►

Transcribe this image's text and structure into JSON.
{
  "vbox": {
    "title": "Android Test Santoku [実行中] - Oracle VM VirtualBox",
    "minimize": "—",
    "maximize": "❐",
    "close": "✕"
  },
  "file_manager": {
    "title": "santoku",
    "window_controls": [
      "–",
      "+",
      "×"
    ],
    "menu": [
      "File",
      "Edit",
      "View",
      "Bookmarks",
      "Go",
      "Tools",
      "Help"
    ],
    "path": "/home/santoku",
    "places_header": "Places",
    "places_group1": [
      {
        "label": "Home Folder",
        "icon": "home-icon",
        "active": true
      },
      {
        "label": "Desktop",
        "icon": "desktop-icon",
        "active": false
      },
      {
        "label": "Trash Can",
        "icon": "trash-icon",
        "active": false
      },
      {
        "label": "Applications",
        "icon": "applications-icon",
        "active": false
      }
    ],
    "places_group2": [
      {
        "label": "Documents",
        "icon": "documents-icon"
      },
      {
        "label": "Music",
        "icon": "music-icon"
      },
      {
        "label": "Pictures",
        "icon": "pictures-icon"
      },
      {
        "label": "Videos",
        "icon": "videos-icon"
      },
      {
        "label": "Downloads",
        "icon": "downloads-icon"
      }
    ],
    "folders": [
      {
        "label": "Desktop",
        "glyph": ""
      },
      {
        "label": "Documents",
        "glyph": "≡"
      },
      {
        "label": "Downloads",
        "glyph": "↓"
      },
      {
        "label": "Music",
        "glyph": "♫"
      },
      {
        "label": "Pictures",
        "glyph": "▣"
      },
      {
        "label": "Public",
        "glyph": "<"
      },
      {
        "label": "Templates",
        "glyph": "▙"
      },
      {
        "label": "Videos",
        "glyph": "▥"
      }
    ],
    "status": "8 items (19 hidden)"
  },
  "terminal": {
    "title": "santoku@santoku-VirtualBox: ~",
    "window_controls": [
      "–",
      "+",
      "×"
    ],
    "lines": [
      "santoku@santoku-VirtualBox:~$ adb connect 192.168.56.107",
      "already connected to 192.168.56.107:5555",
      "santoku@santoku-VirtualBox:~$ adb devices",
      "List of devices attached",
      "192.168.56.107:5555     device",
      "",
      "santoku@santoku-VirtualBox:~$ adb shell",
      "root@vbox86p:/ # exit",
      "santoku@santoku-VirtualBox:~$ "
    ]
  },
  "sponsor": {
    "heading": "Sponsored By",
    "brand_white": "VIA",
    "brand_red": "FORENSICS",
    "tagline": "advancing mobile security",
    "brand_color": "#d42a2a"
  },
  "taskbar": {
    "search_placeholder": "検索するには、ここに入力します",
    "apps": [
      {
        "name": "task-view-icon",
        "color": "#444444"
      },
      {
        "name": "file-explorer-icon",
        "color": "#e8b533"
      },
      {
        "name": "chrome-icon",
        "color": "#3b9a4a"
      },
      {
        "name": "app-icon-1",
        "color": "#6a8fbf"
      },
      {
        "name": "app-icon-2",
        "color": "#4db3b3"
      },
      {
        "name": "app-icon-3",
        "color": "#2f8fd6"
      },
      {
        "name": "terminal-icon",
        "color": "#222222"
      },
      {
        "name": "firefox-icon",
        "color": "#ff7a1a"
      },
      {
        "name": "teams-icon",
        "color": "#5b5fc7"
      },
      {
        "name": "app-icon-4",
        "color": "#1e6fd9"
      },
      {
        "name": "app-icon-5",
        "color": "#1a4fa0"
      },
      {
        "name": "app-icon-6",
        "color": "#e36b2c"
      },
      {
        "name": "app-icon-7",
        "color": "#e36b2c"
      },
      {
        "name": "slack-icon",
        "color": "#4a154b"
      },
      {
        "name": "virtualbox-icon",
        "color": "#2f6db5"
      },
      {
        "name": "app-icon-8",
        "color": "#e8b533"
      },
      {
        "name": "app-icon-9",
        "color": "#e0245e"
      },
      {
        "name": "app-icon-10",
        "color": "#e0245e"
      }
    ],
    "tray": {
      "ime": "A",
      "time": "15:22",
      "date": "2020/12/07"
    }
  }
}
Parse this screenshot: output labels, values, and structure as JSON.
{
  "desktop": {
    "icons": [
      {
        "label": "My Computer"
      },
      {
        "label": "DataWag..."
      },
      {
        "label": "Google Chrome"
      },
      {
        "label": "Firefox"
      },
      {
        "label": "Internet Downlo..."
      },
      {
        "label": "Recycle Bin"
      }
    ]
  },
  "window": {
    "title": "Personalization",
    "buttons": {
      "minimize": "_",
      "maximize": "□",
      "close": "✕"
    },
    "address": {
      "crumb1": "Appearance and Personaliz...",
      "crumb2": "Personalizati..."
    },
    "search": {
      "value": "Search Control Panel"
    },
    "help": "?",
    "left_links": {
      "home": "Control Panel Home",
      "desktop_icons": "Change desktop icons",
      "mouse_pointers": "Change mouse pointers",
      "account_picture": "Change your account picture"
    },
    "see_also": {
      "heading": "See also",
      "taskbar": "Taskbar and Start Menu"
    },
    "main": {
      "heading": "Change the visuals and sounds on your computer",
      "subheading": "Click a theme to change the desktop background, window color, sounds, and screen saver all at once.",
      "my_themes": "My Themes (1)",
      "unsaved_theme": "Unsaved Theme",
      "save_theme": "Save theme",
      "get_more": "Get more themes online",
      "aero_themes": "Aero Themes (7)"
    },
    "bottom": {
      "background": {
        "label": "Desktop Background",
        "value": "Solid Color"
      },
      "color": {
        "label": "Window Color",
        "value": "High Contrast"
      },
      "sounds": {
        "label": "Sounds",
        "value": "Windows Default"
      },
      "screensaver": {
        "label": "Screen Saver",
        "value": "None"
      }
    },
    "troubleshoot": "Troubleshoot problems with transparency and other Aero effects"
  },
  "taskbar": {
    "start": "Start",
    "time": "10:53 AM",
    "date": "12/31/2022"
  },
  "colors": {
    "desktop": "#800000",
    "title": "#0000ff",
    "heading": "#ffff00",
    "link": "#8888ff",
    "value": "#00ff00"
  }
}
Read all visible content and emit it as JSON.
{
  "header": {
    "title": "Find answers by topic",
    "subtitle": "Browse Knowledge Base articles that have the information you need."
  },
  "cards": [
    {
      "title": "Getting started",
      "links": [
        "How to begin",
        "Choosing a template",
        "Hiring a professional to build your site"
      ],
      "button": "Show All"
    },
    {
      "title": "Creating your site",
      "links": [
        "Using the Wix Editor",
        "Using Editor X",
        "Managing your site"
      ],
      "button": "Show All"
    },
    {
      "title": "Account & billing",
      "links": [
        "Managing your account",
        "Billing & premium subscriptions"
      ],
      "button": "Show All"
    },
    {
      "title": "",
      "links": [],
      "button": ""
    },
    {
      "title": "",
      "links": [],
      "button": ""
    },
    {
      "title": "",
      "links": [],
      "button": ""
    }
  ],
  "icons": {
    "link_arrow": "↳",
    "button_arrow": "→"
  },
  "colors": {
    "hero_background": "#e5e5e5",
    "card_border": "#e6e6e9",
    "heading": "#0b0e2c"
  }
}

◄

* **INSTRUCTION**: The word "icons" appears in how many lines of the data? Answer with only the number.

* **WRITTEN REPLY**: 3